• _TASK INSTRUCTIONS_:
- 1) List every ingredient in the lunch salad described in the blog excerpt.
- 2) Please turn the paragraph of the blog excerpt that begins "My current new boss" into a short bulleted list that keeps its main facts.
- 3) Extend the blog excerpt with a few more sentences that follow on from its final line.

• _EXCERPTED PASSAGE_:
There wasn’t a moment where I didn’t want to just ease into a pose. I want to engage each reflexes with poise yet gain the resilience and flow with my heartbeat. The mat has become a place for comforts and challenges simultaneously. The union is like two friends meeting one another, the twilight moon meeting the sun right before it reaches the horizon. An occurrence we fail to witness yet happens everyday.
The best part about rediscovering yourself is finding same kindled spirits who share the same perception. While we came from all walks of life, no culture, religion, race and gender differentiate us, one way or another, we meet at the mat and breathe the same air. Evenings were spent at cocktail bars laughing over Yangon life. The little inglorious daily activities that make the city unique to its own. Bad traffic, unhygienic manoeuvres, discrepancies and so on. One that seems so foreign to a life I live this moment.
I’m back in the +65 region again, with a new job, but still hanging out with my crazy kitchen crew and exploring a deeper relationship. Somehow everything seems to work out the way it ought to be just as it should, with time.
My current new boss is quite obsessed with fried shallots(eu chang,葱头油) . An asian delicacy and staple to any meal. Fried shallots on steamed fish, nasi lemak, fried shallots on plain rice, shallot oil is also used very frequently in garnishing any salads or finishing off a simple stew to enhance the flavours and brings a crisp texture. It’s something little but goes a long way.
After this morning’s workout, I bought some kale on my way home and immediately thought of tossing some in for a quick lunch salad.
Kale, cashew cheese, cherry tomatoes, quinoa and fried shallots. Happy weekend folks
October 17, 2016 § Leave a comment
“For an introvert, you really make an effort to seek for a community.”, he said.

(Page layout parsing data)
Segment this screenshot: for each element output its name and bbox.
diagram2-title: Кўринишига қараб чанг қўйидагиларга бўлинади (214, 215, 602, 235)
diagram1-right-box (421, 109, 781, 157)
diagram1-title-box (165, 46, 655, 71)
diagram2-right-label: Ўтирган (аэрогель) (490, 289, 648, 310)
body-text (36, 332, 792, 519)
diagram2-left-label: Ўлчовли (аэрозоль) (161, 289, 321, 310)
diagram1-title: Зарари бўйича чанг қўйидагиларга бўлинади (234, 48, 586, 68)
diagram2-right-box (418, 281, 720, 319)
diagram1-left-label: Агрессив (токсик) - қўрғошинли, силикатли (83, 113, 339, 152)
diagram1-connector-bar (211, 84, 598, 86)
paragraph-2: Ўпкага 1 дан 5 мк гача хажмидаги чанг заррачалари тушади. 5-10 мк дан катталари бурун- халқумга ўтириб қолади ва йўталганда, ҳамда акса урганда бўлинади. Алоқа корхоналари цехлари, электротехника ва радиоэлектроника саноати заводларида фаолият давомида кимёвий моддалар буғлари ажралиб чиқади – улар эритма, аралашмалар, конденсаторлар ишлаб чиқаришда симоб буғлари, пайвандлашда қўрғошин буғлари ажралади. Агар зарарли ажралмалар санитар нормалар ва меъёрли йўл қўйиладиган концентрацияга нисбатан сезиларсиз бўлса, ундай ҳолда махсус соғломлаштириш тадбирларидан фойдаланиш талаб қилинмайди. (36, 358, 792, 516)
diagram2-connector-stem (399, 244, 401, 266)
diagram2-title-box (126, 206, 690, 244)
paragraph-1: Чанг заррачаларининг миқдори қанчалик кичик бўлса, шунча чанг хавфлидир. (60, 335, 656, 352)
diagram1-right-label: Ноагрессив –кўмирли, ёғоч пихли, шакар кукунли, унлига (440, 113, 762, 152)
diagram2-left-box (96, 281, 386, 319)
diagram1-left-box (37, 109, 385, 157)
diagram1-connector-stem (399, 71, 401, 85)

• _RESPONSES IN ORDER_:
- 1) Kale, cashew cheese, cherry tomatoes, quinoa, fried shallots

- 2)
- The new boss is quite obsessed with fried shallots (eu chang, 葱头油), an Asian delicacy and a staple of any meal.
- Fried shallots go on steamed fish, nasi lemak and plain rice.
- Shallot oil is often used to garnish salads or finish a simple stew, enhancing flavors and adding a crisp texture.
- It is something little that goes a long way.

- 3)
I protest of course. How could an introvert who spends most of her time finding ways to be alone with thoughts and the sun or a book, wants to be around people? How could someone who enjoy her own company more than sharing with awkward strangers enjoy big dinners or crowds?
Meeting Pamela today from @Hyggesg put my partner’s words into perspectives. Pamela and I connected via Instagram, even though we already know some mutual friends before hand, it didn’t change the fact that I initiated a meet up via a portal with a perfect stranger. It is odd that for someone who craves space and get energised by spending time alone would want to stretch her social circle. I cherish silence wholeheartedly yet I spend my weekends either working out with a group of high active trainers or stretching out on a mat in a yoga room filled with new comers/regulars yogi practitioners, and look forward to having beers every Sunday evening with my kitchen crew. Plus, if I have the time, I would search for exercise events or community meditation/yoga classes and spend an hour or two surrounded with, new faces.
Some of my radical life events happen because of these meet-ups or initiating a conversation. Writing a cookbook, getting a job at a vegan bakery etc.. Nevertheless, I simply could not put it his words into my head.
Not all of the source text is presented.